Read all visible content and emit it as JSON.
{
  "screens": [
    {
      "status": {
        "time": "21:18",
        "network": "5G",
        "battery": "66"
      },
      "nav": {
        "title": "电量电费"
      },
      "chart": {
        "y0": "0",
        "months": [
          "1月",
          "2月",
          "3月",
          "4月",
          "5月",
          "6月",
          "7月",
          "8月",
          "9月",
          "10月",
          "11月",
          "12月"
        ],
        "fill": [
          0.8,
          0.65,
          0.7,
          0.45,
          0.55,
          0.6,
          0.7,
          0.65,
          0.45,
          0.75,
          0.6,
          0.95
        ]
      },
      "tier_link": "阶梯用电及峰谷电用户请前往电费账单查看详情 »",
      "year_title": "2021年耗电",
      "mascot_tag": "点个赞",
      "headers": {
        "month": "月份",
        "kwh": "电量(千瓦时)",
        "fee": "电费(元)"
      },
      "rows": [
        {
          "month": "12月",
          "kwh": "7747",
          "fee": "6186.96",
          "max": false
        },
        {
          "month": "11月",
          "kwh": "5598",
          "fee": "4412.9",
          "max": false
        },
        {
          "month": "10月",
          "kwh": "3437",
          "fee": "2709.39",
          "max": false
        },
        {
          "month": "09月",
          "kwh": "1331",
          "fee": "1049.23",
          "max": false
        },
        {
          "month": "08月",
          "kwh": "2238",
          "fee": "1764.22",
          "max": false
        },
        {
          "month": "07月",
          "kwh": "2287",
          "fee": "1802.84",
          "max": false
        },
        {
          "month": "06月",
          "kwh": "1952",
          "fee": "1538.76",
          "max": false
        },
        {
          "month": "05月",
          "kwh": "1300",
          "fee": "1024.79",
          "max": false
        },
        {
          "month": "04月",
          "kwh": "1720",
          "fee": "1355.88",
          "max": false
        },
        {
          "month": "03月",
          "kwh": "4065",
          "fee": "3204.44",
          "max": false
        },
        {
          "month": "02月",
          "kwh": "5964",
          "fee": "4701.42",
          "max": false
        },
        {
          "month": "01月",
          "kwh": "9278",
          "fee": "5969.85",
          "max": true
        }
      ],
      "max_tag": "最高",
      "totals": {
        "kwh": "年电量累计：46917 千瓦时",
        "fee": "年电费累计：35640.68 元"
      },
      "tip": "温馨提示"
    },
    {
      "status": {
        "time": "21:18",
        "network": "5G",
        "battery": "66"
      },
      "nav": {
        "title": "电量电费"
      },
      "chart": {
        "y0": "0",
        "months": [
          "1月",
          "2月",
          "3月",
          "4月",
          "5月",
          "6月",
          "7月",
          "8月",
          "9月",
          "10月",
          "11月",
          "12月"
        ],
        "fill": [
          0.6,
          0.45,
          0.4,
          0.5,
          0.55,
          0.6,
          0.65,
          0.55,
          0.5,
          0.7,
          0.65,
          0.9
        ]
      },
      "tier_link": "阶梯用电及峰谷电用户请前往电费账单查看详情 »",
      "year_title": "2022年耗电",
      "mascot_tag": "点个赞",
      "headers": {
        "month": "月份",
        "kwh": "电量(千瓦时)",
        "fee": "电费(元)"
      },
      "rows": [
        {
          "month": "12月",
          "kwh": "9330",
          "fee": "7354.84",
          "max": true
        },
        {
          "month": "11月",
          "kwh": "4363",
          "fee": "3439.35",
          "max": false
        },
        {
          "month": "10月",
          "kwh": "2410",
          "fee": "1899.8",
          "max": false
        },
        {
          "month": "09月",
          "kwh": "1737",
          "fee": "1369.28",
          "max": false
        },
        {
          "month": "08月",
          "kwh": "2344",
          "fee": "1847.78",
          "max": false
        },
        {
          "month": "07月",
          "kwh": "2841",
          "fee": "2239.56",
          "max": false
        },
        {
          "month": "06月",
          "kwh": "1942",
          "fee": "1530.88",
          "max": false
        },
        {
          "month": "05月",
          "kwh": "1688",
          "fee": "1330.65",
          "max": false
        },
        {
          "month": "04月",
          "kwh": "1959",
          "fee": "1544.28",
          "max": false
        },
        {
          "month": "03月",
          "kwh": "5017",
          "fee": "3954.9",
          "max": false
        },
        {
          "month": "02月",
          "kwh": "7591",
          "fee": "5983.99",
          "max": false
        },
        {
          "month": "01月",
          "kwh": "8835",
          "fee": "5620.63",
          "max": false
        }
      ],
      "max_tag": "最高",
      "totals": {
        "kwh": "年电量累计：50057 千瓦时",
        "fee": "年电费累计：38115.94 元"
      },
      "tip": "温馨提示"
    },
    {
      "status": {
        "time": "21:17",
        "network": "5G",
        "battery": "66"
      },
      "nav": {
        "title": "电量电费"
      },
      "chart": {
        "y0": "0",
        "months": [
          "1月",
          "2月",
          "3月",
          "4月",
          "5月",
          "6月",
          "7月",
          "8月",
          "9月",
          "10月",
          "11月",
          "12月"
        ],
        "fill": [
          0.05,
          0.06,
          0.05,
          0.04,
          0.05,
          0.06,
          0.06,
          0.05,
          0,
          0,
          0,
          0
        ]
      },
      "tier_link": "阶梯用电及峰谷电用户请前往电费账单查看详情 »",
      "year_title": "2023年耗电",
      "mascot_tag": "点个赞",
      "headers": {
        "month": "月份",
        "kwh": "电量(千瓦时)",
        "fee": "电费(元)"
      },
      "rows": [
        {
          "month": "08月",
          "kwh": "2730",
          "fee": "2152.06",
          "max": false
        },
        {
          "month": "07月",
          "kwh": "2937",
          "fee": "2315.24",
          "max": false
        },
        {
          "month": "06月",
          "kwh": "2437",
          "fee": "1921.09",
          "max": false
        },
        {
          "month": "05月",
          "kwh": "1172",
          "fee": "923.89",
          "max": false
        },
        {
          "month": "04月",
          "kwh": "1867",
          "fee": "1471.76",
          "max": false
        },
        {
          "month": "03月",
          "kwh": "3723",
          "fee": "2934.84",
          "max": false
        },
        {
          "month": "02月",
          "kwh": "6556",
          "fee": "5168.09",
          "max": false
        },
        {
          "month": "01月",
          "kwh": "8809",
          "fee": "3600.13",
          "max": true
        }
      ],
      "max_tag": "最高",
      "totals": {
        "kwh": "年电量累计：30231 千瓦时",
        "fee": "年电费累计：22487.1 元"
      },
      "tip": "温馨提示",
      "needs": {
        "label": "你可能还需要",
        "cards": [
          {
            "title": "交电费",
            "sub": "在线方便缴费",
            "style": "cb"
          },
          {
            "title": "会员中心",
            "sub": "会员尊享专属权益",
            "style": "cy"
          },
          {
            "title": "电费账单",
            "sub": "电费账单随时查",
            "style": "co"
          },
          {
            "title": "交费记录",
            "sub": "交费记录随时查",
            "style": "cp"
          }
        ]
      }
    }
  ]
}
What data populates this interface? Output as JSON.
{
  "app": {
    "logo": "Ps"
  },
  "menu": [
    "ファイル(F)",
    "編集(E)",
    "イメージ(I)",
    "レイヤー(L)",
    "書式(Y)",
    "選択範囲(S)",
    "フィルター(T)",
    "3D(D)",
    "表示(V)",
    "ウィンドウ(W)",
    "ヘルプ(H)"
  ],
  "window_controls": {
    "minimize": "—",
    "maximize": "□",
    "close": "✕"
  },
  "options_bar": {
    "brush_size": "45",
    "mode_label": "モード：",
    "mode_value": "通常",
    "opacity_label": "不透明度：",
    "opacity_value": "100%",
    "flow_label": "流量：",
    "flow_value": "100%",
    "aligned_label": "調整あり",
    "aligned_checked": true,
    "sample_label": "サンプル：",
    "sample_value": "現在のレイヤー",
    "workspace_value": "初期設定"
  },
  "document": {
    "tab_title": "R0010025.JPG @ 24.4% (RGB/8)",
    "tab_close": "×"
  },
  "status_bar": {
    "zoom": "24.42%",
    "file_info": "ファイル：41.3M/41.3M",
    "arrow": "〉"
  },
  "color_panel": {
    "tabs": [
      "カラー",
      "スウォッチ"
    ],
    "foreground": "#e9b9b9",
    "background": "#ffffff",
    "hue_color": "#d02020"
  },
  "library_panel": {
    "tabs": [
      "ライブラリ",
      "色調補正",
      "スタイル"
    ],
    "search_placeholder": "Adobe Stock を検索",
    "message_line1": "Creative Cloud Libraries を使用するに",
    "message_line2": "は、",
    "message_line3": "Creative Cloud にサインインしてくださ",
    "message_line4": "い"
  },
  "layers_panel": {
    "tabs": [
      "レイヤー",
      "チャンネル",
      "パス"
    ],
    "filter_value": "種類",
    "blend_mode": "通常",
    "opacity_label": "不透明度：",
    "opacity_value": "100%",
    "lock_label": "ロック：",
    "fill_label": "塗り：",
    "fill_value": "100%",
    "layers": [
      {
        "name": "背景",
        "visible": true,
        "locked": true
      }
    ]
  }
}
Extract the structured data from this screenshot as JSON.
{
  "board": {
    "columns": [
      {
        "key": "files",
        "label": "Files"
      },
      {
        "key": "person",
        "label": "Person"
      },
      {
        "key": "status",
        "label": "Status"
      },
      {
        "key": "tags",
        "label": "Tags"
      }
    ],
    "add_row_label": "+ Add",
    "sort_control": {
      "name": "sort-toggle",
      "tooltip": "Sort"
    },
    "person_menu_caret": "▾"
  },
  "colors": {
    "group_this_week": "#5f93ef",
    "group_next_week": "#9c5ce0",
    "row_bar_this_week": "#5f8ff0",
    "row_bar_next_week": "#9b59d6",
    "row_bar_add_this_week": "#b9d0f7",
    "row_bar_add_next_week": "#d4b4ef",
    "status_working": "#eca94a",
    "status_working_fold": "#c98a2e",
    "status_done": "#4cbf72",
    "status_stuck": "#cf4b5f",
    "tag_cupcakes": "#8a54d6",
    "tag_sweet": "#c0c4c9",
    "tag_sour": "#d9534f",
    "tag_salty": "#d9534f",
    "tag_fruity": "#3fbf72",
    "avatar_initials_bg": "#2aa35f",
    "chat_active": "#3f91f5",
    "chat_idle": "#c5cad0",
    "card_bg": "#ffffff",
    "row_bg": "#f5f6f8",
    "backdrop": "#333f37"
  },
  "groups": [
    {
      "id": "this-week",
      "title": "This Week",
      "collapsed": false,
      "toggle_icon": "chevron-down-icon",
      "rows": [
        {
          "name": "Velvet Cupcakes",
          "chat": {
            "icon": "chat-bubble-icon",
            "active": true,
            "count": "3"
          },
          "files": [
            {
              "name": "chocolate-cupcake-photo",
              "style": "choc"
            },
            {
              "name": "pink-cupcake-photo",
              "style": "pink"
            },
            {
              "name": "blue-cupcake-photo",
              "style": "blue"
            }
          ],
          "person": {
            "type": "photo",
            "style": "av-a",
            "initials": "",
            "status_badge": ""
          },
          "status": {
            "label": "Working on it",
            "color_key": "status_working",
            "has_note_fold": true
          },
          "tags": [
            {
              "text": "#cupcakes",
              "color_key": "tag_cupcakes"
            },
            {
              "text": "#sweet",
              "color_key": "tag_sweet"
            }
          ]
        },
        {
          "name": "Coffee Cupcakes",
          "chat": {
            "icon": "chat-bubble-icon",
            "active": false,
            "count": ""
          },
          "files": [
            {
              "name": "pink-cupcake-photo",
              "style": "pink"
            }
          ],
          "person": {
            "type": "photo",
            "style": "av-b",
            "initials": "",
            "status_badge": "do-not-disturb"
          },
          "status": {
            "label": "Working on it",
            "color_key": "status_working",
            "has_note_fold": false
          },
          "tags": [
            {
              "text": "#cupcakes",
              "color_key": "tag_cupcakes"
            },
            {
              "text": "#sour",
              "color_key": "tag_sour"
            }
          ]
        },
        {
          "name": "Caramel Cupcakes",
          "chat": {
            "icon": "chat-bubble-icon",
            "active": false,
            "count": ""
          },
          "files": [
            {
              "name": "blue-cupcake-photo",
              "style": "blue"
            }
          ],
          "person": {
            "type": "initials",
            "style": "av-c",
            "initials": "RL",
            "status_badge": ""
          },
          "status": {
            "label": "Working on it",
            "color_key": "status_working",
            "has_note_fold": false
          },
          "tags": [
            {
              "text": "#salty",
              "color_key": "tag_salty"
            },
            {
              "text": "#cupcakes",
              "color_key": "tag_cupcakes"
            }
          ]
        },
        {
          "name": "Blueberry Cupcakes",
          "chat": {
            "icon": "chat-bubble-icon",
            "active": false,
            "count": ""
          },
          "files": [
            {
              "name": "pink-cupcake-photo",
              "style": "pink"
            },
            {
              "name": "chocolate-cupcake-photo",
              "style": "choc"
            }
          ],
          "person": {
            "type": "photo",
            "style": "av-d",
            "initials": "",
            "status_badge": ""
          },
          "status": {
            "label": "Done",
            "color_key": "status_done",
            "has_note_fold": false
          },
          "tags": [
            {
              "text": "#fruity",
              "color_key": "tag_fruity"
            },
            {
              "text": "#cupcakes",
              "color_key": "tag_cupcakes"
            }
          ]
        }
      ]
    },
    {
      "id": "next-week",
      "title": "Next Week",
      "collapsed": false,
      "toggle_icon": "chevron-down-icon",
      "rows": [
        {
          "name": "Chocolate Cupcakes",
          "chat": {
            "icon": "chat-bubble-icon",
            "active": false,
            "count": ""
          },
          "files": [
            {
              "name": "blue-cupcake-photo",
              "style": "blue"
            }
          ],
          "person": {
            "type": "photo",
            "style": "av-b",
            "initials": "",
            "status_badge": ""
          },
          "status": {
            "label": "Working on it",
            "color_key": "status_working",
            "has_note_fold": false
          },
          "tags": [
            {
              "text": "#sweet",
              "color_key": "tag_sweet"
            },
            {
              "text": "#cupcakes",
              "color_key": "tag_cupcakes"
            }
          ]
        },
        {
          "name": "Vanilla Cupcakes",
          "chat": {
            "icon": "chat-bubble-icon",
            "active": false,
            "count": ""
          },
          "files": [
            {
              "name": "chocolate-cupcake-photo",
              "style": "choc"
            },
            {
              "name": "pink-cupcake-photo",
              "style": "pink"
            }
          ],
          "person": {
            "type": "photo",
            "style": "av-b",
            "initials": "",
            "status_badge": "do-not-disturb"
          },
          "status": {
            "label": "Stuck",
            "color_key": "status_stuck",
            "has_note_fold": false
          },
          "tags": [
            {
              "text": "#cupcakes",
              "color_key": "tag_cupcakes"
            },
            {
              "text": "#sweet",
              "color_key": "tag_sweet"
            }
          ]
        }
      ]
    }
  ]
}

+===+

What to do:
Show each line in the entries that holds the string "JSON".

Answer to this exercise:
Read all visible content and emit it as JSON.
What data populates this interface? Output as JSON.
Extract the structured data from this screenshot as JSON.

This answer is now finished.